▸ Task directions
From the data that follows, copy every line holding the string "simplex".

Source records
>>>>

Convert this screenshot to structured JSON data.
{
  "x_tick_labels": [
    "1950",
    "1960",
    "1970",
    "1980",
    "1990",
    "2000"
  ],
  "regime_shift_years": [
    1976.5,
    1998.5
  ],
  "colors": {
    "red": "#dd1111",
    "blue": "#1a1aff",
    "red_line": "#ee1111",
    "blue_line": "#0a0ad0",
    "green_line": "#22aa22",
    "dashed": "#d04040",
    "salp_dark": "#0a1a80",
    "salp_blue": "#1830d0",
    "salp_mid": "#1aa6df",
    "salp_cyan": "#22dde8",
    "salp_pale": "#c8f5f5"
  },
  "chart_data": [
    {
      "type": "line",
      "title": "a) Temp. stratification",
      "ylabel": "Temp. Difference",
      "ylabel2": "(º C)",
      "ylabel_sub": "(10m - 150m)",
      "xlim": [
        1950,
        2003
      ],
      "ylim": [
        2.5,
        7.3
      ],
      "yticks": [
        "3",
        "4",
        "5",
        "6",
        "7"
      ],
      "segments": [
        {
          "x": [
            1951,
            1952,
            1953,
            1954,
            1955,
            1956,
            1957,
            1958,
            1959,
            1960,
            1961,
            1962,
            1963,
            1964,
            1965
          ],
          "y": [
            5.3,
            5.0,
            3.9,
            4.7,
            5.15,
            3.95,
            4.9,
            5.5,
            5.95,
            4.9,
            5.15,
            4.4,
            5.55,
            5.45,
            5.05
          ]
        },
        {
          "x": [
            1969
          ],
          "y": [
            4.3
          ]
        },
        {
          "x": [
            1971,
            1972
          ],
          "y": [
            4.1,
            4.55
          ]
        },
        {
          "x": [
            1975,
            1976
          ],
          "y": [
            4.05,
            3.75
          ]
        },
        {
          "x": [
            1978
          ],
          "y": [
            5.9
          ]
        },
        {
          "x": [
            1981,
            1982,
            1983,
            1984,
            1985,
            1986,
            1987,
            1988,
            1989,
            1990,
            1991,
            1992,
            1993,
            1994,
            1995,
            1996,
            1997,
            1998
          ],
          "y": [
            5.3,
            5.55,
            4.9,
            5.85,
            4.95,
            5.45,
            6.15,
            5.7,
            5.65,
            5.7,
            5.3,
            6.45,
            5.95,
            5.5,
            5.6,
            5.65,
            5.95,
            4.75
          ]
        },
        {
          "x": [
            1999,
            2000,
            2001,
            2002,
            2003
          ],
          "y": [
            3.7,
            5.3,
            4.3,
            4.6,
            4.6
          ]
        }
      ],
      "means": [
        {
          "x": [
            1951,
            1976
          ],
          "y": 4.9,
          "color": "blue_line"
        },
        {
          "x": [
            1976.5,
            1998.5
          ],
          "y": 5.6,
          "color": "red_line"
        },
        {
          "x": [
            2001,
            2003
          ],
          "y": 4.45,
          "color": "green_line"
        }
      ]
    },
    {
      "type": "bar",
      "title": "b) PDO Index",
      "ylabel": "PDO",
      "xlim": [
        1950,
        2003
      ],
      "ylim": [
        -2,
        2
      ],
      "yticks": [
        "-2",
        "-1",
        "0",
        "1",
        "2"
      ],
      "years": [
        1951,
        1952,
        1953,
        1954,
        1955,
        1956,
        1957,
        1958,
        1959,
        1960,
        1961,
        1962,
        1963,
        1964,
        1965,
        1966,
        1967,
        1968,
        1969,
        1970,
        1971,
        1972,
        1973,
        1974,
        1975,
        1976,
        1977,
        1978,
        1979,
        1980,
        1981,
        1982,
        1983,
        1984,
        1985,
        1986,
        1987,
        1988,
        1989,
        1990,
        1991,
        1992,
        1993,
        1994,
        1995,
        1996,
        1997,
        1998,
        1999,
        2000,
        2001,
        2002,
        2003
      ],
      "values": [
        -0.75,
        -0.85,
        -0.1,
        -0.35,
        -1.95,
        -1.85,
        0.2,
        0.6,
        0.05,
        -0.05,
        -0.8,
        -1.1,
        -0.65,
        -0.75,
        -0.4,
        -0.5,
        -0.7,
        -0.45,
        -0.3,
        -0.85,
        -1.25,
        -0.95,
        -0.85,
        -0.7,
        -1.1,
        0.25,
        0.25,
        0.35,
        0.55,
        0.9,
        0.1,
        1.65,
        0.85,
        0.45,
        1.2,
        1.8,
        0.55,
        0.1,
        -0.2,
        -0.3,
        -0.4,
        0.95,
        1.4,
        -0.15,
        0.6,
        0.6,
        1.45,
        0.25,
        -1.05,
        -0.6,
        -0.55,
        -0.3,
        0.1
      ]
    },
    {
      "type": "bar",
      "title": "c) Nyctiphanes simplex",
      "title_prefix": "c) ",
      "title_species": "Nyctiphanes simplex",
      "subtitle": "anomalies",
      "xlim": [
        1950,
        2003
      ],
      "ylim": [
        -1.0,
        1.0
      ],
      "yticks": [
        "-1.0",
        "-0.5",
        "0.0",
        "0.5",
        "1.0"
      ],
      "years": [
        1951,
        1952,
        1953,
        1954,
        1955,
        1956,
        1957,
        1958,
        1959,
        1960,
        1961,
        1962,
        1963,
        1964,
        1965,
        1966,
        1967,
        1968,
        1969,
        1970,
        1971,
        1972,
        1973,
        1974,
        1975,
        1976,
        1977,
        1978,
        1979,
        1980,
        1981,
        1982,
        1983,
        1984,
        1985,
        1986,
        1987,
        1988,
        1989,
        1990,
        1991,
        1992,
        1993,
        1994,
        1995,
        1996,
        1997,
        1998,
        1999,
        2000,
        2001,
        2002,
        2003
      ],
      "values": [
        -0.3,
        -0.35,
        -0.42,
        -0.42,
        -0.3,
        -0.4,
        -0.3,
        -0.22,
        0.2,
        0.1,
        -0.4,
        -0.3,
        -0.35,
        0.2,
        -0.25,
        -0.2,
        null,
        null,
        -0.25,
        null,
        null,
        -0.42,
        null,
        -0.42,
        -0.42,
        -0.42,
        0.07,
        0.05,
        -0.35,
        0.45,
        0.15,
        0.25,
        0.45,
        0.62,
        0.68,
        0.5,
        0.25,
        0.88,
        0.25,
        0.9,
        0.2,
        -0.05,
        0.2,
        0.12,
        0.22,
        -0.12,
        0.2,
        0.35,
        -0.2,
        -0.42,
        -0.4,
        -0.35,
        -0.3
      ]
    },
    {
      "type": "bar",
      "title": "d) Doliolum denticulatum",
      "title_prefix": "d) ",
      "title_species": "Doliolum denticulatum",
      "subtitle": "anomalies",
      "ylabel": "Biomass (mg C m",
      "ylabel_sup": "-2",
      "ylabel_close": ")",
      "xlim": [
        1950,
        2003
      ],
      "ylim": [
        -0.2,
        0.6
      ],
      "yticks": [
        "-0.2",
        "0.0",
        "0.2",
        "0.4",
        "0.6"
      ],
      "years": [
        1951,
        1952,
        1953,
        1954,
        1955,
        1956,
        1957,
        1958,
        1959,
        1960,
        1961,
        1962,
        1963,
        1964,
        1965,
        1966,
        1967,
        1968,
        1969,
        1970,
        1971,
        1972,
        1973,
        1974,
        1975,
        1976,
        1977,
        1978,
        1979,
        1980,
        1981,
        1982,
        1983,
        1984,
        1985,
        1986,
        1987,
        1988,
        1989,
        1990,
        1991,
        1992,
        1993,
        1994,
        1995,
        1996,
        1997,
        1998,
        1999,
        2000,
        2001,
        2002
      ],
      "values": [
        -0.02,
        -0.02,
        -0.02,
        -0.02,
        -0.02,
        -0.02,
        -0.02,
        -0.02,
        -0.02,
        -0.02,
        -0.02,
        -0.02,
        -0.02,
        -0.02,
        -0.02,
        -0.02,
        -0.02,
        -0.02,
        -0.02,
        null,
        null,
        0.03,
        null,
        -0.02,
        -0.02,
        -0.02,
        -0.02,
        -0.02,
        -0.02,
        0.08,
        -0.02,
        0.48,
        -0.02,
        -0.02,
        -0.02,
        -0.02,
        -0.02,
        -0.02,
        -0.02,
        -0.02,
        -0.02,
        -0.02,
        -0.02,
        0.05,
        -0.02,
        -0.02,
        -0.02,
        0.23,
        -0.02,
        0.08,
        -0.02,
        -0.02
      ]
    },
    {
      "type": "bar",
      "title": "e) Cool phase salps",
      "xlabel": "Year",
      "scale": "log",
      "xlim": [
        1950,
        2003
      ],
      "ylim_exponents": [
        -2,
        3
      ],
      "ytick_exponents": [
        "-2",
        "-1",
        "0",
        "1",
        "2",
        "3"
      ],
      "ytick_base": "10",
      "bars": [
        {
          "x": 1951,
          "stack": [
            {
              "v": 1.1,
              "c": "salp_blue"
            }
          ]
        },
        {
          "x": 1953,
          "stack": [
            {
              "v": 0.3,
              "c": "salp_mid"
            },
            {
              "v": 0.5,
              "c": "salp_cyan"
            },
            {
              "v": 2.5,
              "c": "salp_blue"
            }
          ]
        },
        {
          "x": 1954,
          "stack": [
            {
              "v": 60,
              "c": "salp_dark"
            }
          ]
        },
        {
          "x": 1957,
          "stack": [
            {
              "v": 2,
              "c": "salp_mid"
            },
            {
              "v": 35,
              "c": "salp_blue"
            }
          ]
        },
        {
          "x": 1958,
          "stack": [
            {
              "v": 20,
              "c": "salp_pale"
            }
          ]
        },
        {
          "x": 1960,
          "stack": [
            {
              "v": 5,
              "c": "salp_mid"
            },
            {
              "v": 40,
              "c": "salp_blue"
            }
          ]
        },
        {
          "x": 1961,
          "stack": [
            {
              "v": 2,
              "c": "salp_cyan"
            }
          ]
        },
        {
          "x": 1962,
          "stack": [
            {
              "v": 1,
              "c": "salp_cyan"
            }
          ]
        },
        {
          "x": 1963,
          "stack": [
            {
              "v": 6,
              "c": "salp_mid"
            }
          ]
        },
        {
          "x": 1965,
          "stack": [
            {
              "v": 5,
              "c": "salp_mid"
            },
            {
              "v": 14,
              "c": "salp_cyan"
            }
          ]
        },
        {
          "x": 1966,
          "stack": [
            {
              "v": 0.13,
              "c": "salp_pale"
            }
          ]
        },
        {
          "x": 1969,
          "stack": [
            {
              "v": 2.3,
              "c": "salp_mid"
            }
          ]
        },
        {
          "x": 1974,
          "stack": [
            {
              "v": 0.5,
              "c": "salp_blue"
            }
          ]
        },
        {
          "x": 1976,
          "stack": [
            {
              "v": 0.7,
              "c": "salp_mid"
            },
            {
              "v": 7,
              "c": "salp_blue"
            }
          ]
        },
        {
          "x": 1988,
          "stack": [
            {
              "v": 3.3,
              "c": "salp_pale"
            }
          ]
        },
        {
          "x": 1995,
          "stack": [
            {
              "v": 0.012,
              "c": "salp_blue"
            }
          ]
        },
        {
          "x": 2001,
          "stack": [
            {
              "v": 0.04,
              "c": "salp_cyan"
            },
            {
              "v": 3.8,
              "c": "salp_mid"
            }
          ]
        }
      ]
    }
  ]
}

<<<<

▸ Complete output
      "title": "c) Nyctiphanes simplex",
      "title_species": "Nyctiphanes simplex",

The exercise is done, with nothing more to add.